Given exercise = How many lines in the listing below include the word "giúp"? Answer with the number and nothing else.

(Stored data)
□ □ □ □ □
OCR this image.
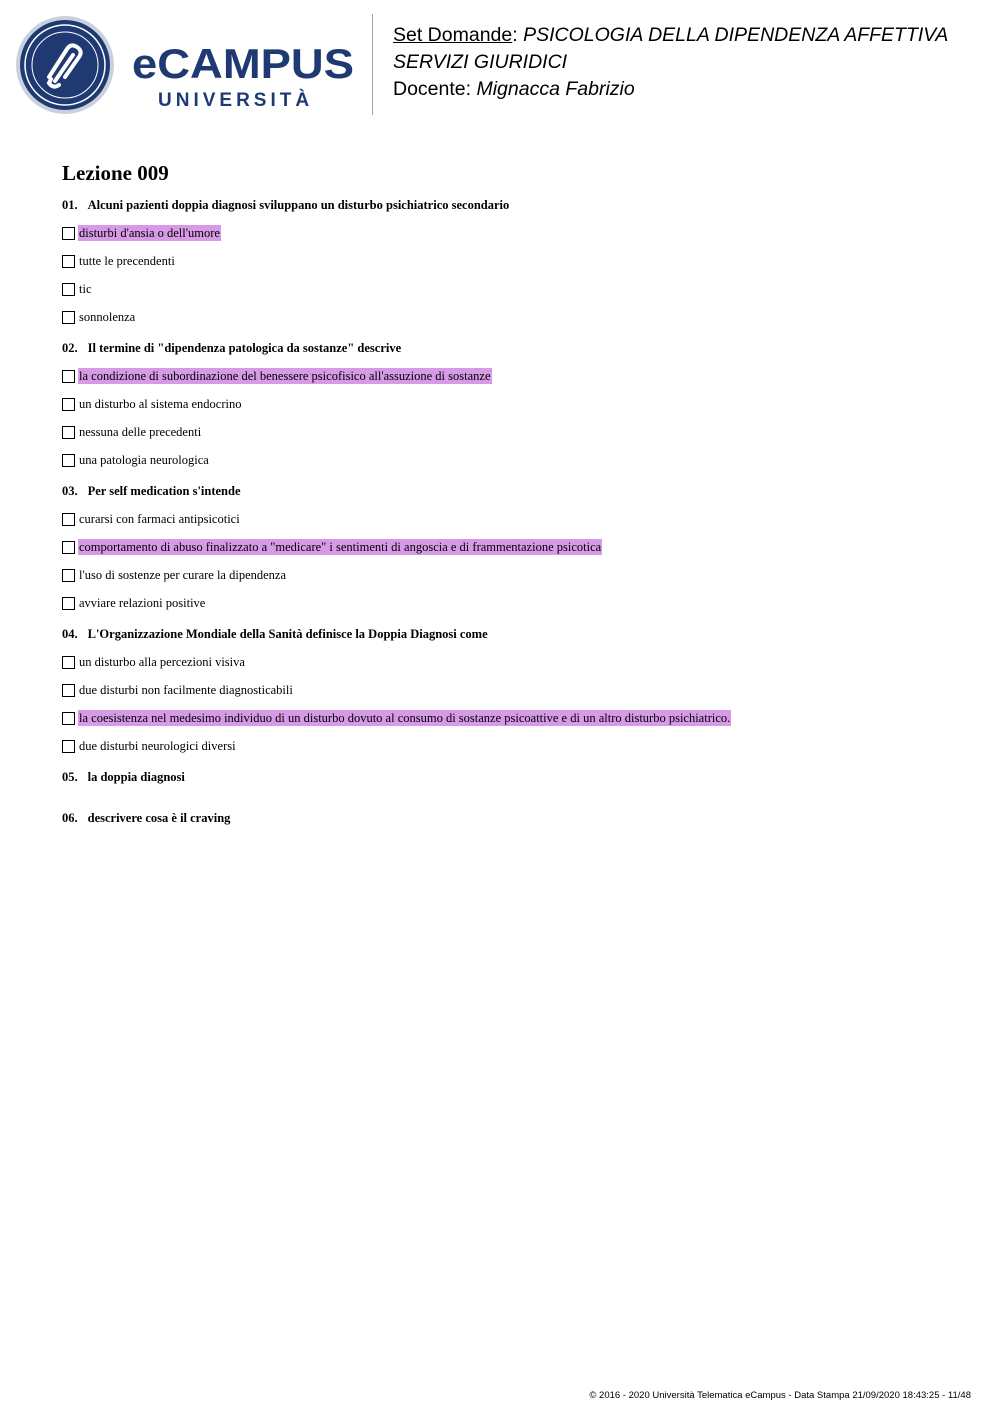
eCAMPUS
UNIVERSITÀ
Set Domande: PSICOLOGIA DELLA DIPENDENZA AFFETTIVA
SERVIZI GIURIDICI
Docente: Mignacca Fabrizio
Lezione 009
01. Alcuni pazienti doppia diagnosi sviluppano un disturbo psichiatrico secondario
disturbi d'ansia o dell'umore
tutte le precendenti
tic
sonnolenza
02. Il termine di "dipendenza patologica da sostanze" descrive
la condizione di subordinazione del benessere psicofisico all'assuzione di sostanze
un disturbo al sistema endocrino
nessuna delle precedenti
una patologia neurologica
03. Per self medication s'intende
curarsi con farmaci antipsicotici
comportamento di abuso finalizzato a "medicare" i sentimenti di angoscia e di frammentazione psicotica
l'uso di sostenze per curare la dipendenza
avviare relazioni positive
04. L'Organizzazione Mondiale della Sanità definisce la Doppia Diagnosi come
un disturbo alla percezioni visiva
due disturbi non facilmente diagnosticabili
la coesistenza nel medesimo individuo di un disturbo dovuto al consumo di sostanze psicoattive e di un altro disturbo psichiatrico.
due disturbi neurologici diversi
05. la doppia diagnosi
06. descrivere cosa è il craving
© 2016 - 2020 Università Telematica eCampus - Data Stampa 21/09/2020 18:43:25 - 11/48
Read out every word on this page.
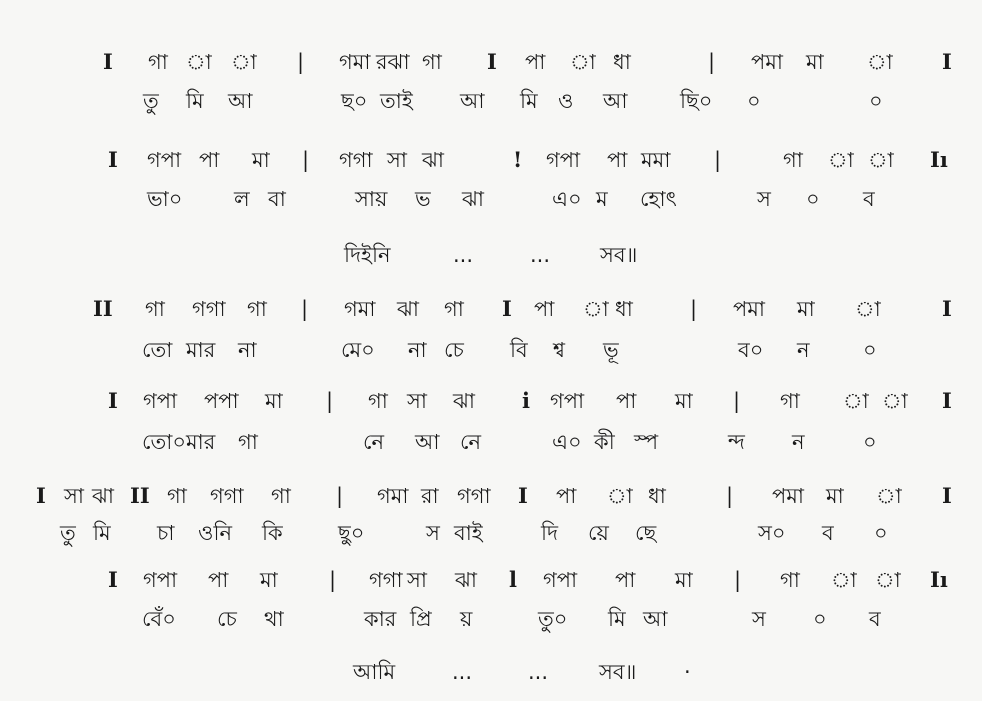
I গা া া | গমা রঝা গা I পা া ধা	| পমা মা া I
তু মি আ	ছ০ তাই আ মি ও আ	ছি০ ০	০
I গপা পা মা | গগা সা ঝা	! গপা পা মমা |	গা া া Iı
ভা০ ল বা	সায় ভ ঝা	এ০ ম হোৎ	স ০ ব
দিইনি	...	... সব॥
II গা গগা গা | গমা ঝা গা I পা া ধা	| পমা মা া	I
তো মার না	মে০ না চে বি শ্ব ভূ	ব০ ন	০
I গপা পপা মা | গা সা ঝা i গপা পা মা | গা া া I
তো০ মার গা	নে আ নে	এ০ কী স্প	ন্দ ন	০
I সা ঝা II গা গগা গা | গমা রা গগা I পা া ধা	| পমা মা া I
তু মি চা ওনি কি	ছু০	স বাই	দি য়ে ছে	স০ ব ০
I গপা পা মা | গগা সা ঝা l গপা পা মা | গা া া Iı
বেঁ০ চে থা	কার প্রি য়	তু০ মি আ	স ০ ব
আমি	...	... সব॥ ·
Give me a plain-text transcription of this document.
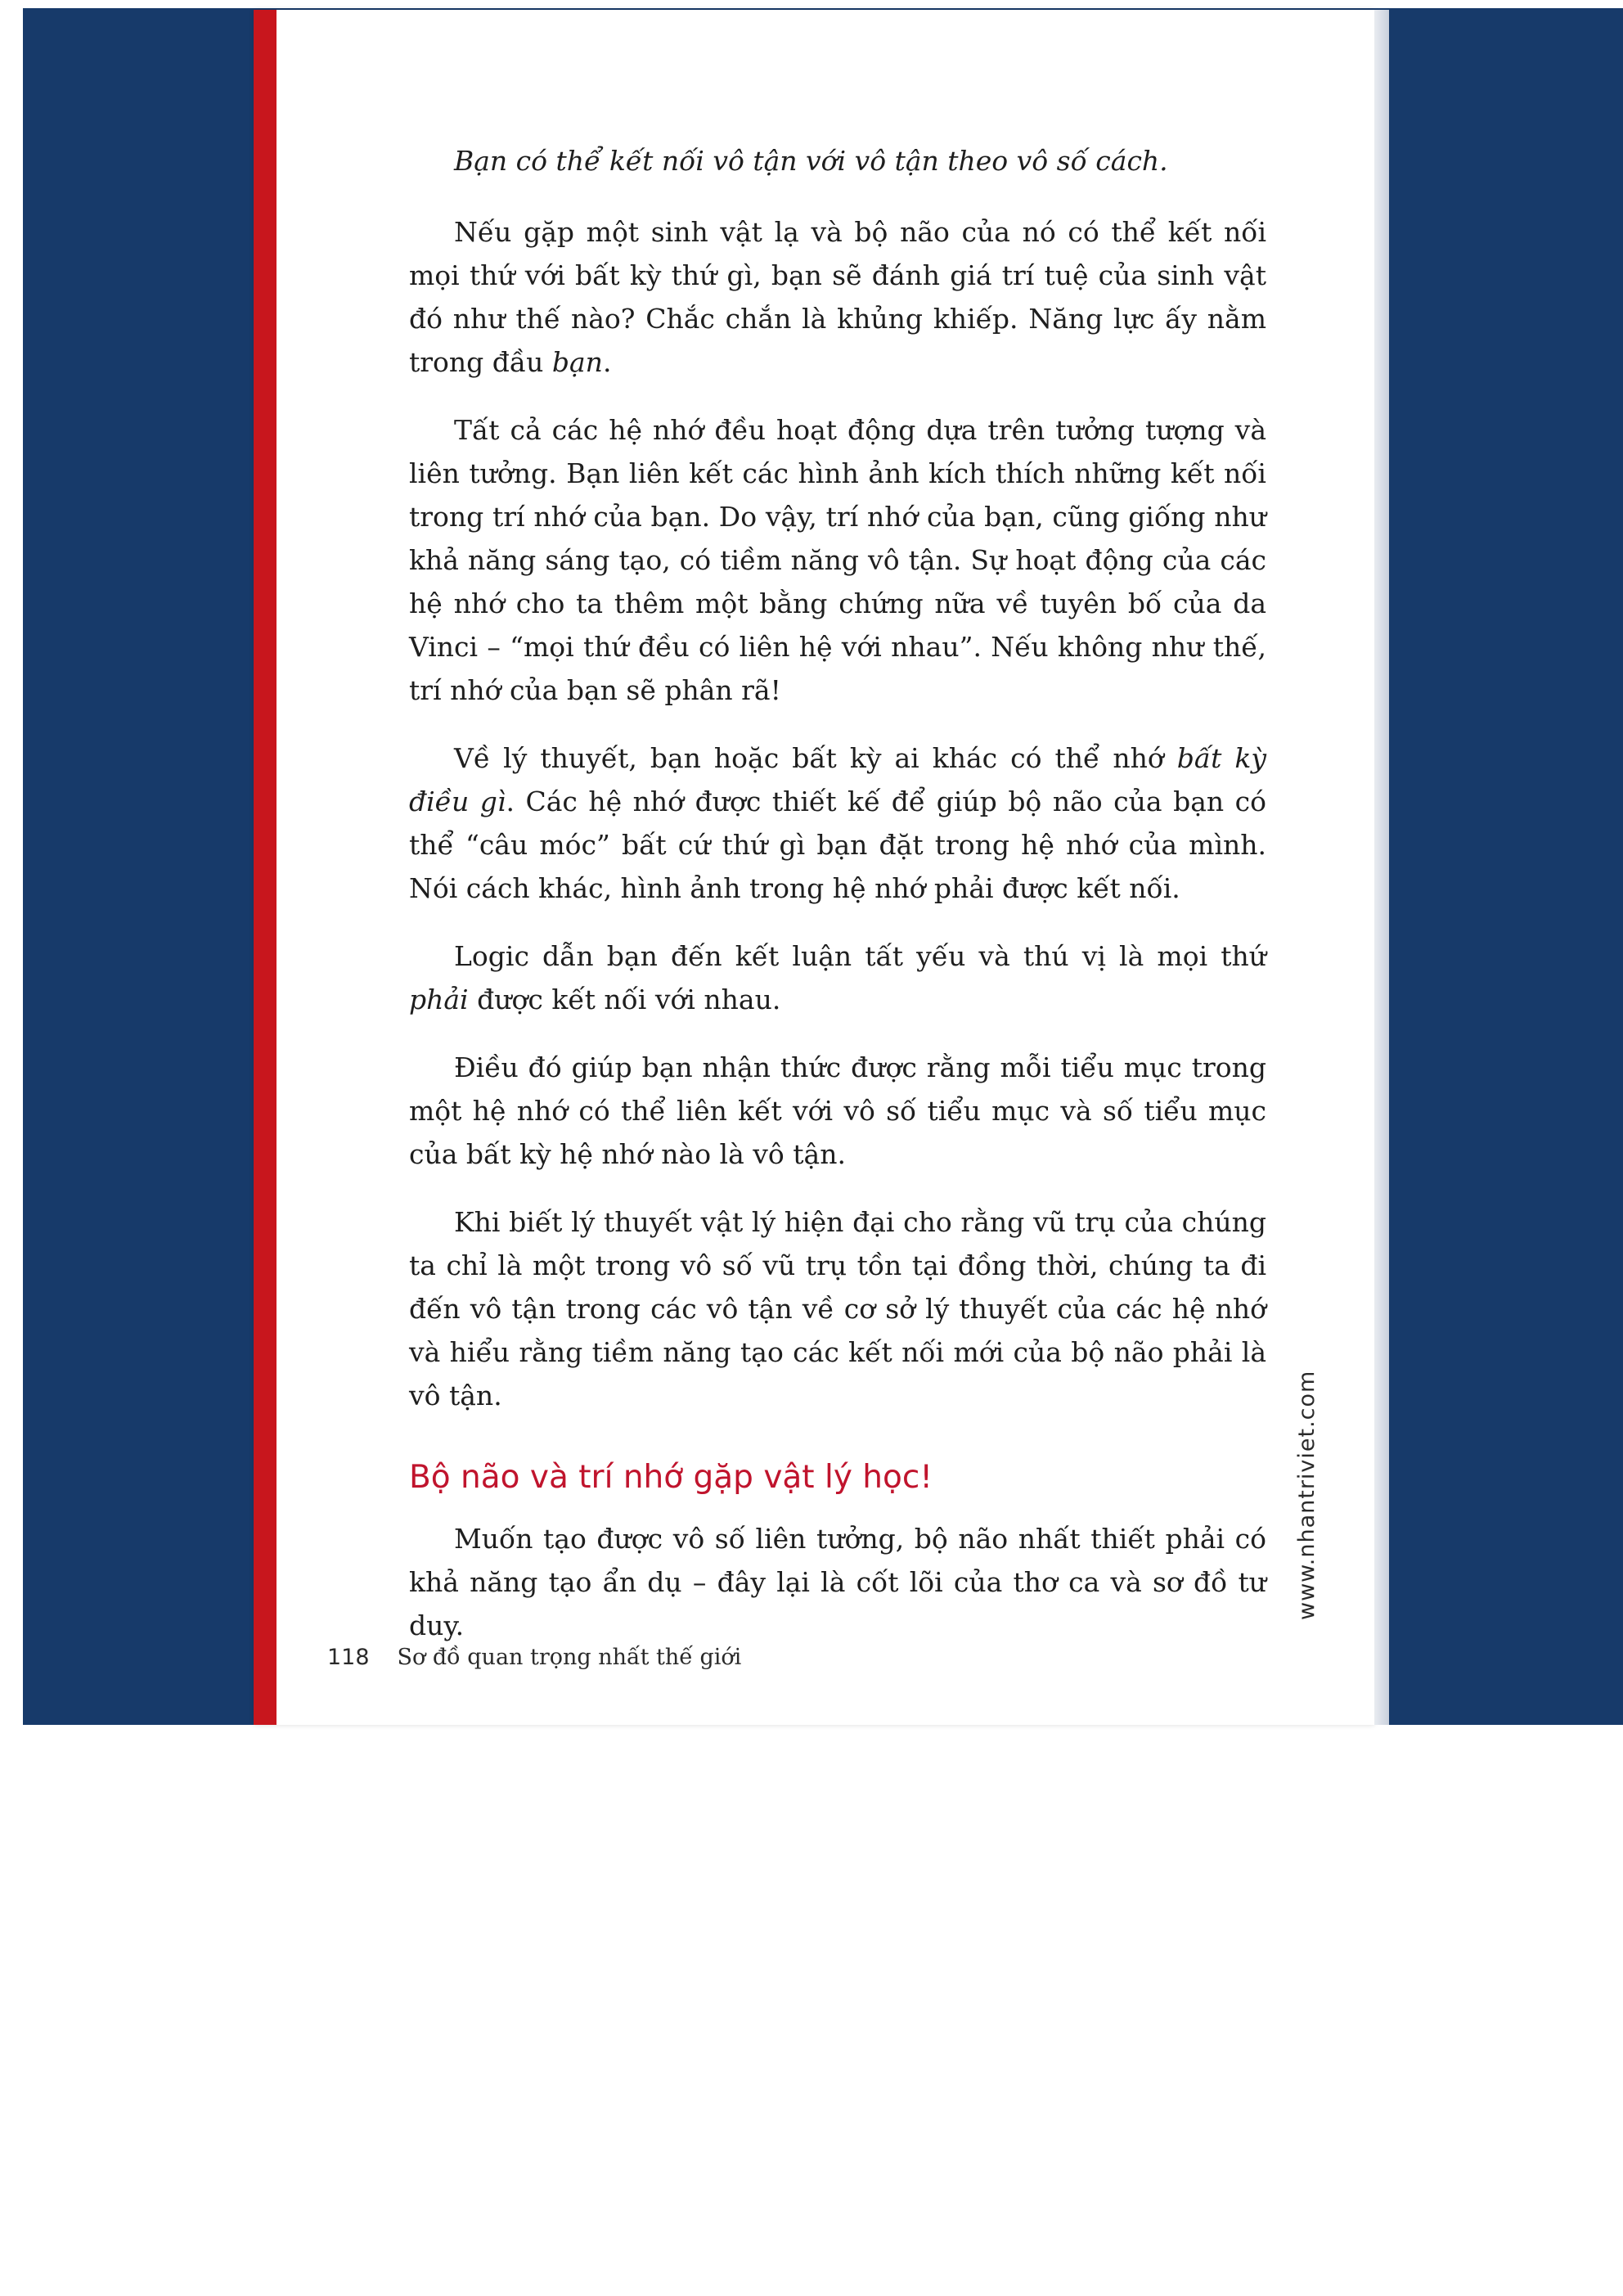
Bạn có thể kết nối vô tận với vô tận theo vô số cách.

Nếu gặp một sinh vật lạ và bộ não của nó có thể kết nối mọi thứ với bất kỳ thứ gì, bạn sẽ đánh giá trí tuệ của sinh vật đó như thế nào? Chắc chắn là khủng khiếp. Năng lực ấy nằm trong đầu bạn.

Tất cả các hệ nhớ đều hoạt động dựa trên tưởng tượng và liên tưởng. Bạn liên kết các hình ảnh kích thích những kết nối trong trí nhớ của bạn. Do vậy, trí nhớ của bạn, cũng giống như khả năng sáng tạo, có tiềm năng vô tận. Sự hoạt động của các hệ nhớ cho ta thêm một bằng chứng nữa về tuyên bố của da Vinci – “mọi thứ đều có liên hệ với nhau”. Nếu không như thế, trí nhớ của bạn sẽ phân rã!

Về lý thuyết, bạn hoặc bất kỳ ai khác có thể nhớ bất kỳ điều gì. Các hệ nhớ được thiết kế để giúp bộ não của bạn có thể “câu móc” bất cứ thứ gì bạn đặt trong hệ nhớ của mình. Nói cách khác, hình ảnh trong hệ nhớ phải được kết nối.

Logic dẫn bạn đến kết luận tất yếu và thú vị là mọi thứ phải được kết nối với nhau.

Điều đó giúp bạn nhận thức được rằng mỗi tiểu mục trong một hệ nhớ có thể liên kết với vô số tiểu mục và số tiểu mục của bất kỳ hệ nhớ nào là vô tận.

Khi biết lý thuyết vật lý hiện đại cho rằng vũ trụ của chúng ta chỉ là một trong vô số vũ trụ tồn tại đồng thời, chúng ta đi đến vô tận trong các vô tận về cơ sở lý thuyết của các hệ nhớ và hiểu rằng tiềm năng tạo các kết nối mới của bộ não phải là vô tận.

Bộ não và trí nhớ gặp vật lý học!

Muốn tạo được vô số liên tưởng, bộ não nhất thiết phải có khả năng tạo ẩn dụ – đây lại là cốt lõi của thơ ca và sơ đồ tư duy.

www.nhantriviet.com
118 Sơ đồ quan trọng nhất thế giới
□ □ □ □ □
Right answer = 2